→ What the task asks
Your task is to reproduce the material exactly.

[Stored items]
=-=-=

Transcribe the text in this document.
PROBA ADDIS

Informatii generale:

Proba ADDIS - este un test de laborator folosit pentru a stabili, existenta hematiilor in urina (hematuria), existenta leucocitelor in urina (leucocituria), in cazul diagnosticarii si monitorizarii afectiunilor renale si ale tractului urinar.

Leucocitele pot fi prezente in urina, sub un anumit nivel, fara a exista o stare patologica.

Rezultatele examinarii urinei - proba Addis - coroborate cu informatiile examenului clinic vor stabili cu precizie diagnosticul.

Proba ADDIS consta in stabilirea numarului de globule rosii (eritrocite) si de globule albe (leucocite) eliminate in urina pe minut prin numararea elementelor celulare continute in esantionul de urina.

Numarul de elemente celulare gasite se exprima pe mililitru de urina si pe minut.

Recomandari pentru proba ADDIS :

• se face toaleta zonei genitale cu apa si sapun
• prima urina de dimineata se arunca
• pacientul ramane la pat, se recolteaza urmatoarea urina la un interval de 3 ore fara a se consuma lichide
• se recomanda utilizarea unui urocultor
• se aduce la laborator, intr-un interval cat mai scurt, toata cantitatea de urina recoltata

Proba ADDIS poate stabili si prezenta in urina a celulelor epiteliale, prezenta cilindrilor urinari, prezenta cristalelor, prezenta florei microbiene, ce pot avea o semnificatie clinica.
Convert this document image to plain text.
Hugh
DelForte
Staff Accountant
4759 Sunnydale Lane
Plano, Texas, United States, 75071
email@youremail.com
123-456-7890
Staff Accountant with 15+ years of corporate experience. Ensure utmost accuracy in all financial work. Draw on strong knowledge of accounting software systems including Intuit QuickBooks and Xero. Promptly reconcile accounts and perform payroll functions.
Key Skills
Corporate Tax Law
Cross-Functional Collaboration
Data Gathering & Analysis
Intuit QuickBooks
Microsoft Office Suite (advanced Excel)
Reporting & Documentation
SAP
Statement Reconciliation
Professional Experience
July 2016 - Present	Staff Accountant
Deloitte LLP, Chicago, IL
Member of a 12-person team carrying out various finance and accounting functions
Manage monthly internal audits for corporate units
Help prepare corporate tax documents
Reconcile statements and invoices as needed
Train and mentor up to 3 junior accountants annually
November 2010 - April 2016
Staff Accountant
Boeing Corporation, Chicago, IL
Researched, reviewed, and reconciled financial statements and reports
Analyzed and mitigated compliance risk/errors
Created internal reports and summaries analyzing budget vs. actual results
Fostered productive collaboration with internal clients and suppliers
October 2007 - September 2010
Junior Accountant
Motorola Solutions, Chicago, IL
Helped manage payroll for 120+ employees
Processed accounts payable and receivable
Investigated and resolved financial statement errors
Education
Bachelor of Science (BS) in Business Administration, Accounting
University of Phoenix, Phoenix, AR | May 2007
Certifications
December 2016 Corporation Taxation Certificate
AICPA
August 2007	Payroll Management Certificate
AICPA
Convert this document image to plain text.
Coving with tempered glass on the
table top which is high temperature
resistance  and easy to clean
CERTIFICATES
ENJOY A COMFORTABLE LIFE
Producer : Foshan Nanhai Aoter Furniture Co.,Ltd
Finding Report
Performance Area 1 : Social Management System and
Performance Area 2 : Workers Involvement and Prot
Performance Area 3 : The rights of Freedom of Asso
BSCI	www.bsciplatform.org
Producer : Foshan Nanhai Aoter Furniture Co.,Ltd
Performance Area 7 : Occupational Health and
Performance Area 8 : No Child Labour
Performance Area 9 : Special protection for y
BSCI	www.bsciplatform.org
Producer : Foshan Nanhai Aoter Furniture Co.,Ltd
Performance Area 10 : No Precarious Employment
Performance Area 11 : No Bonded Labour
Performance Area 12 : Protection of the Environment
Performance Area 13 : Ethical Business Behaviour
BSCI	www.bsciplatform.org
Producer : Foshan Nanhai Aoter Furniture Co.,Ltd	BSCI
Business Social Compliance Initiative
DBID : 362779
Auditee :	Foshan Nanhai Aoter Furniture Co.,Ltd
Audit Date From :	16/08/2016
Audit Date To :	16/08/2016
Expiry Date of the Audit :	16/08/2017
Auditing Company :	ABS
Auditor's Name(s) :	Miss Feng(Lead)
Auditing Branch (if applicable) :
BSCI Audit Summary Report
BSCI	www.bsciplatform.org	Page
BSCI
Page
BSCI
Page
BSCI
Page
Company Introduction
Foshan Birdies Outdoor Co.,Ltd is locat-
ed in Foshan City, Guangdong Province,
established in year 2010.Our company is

=-=-=

→ Answer for this exercise
Transcribe the text in this document.
PROBA ADDIS

Informatii generale:

Proba ADDIS - este un test de laborator folosit pentru a stabili, existenta hematiilor in urina (hematuria), existenta leucocitelor in urina (leucocituria), in cazul diagnosticarii si monitorizarii afectiunilor renale si ale tractului urinar.

Leucocitele pot fi prezente in urina, sub un anumit nivel, fara a exista o stare patologica.

Rezultatele examinarii urinei - proba Addis - coroborate cu informatiile examenului clinic vor stabili cu precizie diagnosticul.

Proba ADDIS consta in stabilirea numarului de globule rosii (eritrocite) si de globule albe (leucocite) eliminate in urina pe minut prin numararea elementelor celulare continute in esantionul de urina.

Numarul de elemente celulare gasite se exprima pe mililitru de urina si pe minut.

Recomandari pentru proba ADDIS :

• se face toaleta zonei genitale cu apa si sapun
• prima urina de dimineata se arunca
• pacientul ramane la pat, se recolteaza urmatoarea urina la un interval de 3 ore fara a se consuma lichide
• se recomanda utilizarea unui urocultor
• se aduce la laborator, intr-un interval cat mai scurt, toata cantitatea de urina recoltata

Proba ADDIS poate stabili si prezenta in urina a celulelor epiteliale, prezenta cilindrilor urinari, prezenta cristalelor, prezenta florei microbiene, ce pot avea o semnificatie clinica.
Convert this document image to plain text.
Hugh
DelForte
Staff Accountant
4759 Sunnydale Lane
Plano, Texas, United States, 75071
email@youremail.com
123-456-7890
Staff Accountant with 15+ years of corporate experience. Ensure utmost accuracy in all financial work. Draw on strong knowledge of accounting software systems including Intuit QuickBooks and Xero. Promptly reconcile accounts and perform payroll functions.
Key Skills
Corporate Tax Law
Cross-Functional Collaboration
Data Gathering & Analysis
Intuit QuickBooks
Microsoft Office Suite (advanced Excel)
Reporting & Documentation
SAP
Statement Reconciliation
Professional Experience
July 2016 - Present	Staff Accountant
Deloitte LLP, Chicago, IL
Member of a 12-person team carrying out various finance and accounting functions
Manage monthly internal audits for corporate units
Help prepare corporate tax documents
Reconcile statements and invoices as needed
Train and mentor up to 3 junior accountants annually
November 2010 - April 2016
Staff Accountant
Boeing Corporation, Chicago, IL
Researched, reviewed, and reconciled financial statements and reports
Analyzed and mitigated compliance risk/errors
Created internal reports and summaries analyzing budget vs. actual results
Fostered productive collaboration with internal clients and suppliers
October 2007 - September 2010
Junior Accountant
Motorola Solutions, Chicago, IL
Helped manage payroll for 120+ employees
Processed accounts payable and receivable
Investigated and resolved financial statement errors
Education
Bachelor of Science (BS) in Business Administration, Accounting
University of Phoenix, Phoenix, AR | May 2007
Certifications
December 2016 Corporation Taxation Certificate
AICPA
August 2007	Payroll Management Certificate
AICPA
Convert this document image to plain text.
Coving with tempered glass on the
table top which is high temperature
resistance  and easy to clean
CERTIFICATES
ENJOY A COMFORTABLE LIFE
Producer : Foshan Nanhai Aoter Furniture Co.,Ltd
Finding Report
Performance Area 1 : Social Management System and
Performance Area 2 : Workers Involvement and Prot
Performance Area 3 : The rights of Freedom of Asso
BSCI	www.bsciplatform.org
Producer : Foshan Nanhai Aoter Furniture Co.,Ltd
Performance Area 7 : Occupational Health and
Performance Area 8 : No Child Labour
Performance Area 9 : Special protection for y
BSCI	www.bsciplatform.org
Producer : Foshan Nanhai Aoter Furniture Co.,Ltd
Performance Area 10 : No Precarious Employment
Performance Area 11 : No Bonded Labour
Performance Area 12 : Protection of the Environment
Performance Area 13 : Ethical Business Behaviour
BSCI	www.bsciplatform.org
Producer : Foshan Nanhai Aoter Furniture Co.,Ltd	BSCI
Business Social Compliance Initiative
DBID : 362779
Auditee :	Foshan Nanhai Aoter Furniture Co.,Ltd
Audit Date From :	16/08/2016
Audit Date To :	16/08/2016
Expiry Date of the Audit :	16/08/2017
Auditing Company :	ABS
Auditor's Name(s) :	Miss Feng(Lead)
Auditing Branch (if applicable) :
BSCI Audit Summary Report
BSCI	www.bsciplatform.org	Page
BSCI
Page
BSCI
Page
BSCI
Page
Company Introduction
Foshan Birdies Outdoor Co.,Ltd is locat-
ed in Foshan City, Guangdong Province,
established in year 2010.Our company is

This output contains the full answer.